[Dataset records]
....

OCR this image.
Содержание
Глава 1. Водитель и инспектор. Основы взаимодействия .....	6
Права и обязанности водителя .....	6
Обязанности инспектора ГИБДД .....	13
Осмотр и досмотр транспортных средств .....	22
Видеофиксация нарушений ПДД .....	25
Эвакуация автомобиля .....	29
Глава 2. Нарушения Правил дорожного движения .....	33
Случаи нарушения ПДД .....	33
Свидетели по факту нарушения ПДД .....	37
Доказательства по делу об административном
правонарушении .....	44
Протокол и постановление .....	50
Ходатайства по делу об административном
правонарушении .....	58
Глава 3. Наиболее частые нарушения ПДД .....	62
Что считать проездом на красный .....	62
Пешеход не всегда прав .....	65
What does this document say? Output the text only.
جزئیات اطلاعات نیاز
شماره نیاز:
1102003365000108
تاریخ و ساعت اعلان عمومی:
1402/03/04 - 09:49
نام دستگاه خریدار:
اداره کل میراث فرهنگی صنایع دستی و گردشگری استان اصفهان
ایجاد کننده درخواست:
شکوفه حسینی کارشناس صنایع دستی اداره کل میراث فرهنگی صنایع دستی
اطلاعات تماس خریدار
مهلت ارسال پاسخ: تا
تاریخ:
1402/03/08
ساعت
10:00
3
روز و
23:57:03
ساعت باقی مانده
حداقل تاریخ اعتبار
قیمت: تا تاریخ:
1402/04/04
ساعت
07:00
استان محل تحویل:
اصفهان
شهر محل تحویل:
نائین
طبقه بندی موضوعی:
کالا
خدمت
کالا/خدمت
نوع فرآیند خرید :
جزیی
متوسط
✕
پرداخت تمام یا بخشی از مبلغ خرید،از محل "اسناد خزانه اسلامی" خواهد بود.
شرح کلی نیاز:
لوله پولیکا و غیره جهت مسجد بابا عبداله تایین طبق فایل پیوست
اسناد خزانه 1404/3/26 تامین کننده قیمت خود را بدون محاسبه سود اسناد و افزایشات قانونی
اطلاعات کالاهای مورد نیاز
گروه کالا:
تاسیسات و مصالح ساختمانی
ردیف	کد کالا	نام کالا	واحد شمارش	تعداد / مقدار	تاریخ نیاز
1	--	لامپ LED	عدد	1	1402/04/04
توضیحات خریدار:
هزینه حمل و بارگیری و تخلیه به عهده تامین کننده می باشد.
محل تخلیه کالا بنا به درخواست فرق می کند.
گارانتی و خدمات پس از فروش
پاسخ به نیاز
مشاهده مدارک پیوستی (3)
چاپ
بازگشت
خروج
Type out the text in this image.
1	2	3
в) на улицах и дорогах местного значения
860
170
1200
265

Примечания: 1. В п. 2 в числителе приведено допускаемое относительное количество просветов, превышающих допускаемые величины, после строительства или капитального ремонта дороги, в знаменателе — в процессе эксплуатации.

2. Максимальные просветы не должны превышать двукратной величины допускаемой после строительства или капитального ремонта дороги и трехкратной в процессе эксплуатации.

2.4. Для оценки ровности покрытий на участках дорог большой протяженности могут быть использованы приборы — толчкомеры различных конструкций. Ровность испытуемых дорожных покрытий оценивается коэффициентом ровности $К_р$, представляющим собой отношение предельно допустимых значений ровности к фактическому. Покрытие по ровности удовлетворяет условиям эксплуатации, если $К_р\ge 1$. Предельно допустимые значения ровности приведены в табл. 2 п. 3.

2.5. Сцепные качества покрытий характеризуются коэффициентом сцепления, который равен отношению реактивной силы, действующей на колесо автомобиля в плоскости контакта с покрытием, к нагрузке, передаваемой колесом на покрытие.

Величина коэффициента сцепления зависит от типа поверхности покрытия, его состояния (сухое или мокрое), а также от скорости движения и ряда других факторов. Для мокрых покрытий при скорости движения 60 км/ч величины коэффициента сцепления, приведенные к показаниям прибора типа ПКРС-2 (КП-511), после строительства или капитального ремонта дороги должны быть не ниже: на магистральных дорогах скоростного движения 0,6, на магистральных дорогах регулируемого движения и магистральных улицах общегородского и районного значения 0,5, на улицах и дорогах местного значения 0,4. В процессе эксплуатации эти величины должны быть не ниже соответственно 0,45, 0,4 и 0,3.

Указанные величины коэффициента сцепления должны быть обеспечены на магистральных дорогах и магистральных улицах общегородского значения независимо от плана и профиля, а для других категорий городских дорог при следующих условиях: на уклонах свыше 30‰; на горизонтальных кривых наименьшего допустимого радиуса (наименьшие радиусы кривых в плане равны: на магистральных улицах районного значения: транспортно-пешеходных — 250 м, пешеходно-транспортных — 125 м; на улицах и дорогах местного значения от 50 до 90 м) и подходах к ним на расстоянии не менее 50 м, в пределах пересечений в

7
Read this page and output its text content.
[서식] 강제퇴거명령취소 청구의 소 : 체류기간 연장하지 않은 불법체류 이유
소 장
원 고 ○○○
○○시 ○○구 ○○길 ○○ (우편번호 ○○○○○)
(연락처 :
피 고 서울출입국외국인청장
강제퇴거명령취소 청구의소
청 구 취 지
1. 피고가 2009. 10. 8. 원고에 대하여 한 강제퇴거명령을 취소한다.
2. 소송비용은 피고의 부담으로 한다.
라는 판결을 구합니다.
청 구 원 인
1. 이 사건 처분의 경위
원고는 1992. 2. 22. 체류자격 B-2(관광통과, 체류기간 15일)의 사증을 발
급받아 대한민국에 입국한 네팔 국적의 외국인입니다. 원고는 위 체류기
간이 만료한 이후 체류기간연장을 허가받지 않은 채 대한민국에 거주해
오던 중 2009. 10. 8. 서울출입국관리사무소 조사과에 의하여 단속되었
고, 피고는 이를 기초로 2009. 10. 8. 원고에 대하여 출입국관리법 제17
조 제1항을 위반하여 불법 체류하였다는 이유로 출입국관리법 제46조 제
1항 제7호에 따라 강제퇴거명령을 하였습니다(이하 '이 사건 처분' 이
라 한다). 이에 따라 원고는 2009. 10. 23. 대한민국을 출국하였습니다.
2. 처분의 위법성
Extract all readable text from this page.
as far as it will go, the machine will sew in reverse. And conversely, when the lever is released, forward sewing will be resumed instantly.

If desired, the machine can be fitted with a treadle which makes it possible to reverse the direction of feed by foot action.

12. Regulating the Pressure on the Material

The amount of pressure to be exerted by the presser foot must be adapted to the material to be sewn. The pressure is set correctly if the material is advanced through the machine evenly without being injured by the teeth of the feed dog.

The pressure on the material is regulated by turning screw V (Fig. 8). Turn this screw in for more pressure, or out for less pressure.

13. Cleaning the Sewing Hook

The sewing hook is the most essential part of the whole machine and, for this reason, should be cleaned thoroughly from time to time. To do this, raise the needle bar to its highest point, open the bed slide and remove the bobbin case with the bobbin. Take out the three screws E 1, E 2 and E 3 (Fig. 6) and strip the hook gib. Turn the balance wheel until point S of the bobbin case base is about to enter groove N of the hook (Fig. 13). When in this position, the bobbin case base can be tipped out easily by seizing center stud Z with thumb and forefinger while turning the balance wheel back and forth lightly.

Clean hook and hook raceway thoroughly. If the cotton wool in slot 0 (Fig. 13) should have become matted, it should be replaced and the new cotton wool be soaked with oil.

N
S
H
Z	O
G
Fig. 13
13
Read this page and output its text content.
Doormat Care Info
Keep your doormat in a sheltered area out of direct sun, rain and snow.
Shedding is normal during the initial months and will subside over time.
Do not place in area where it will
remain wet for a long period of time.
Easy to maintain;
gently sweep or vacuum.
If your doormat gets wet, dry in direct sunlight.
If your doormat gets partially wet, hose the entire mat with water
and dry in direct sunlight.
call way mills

....

• _Do this_:
Count the lines of the material that include the word "خزانه", then report only the total.

• _Expected answer_:
2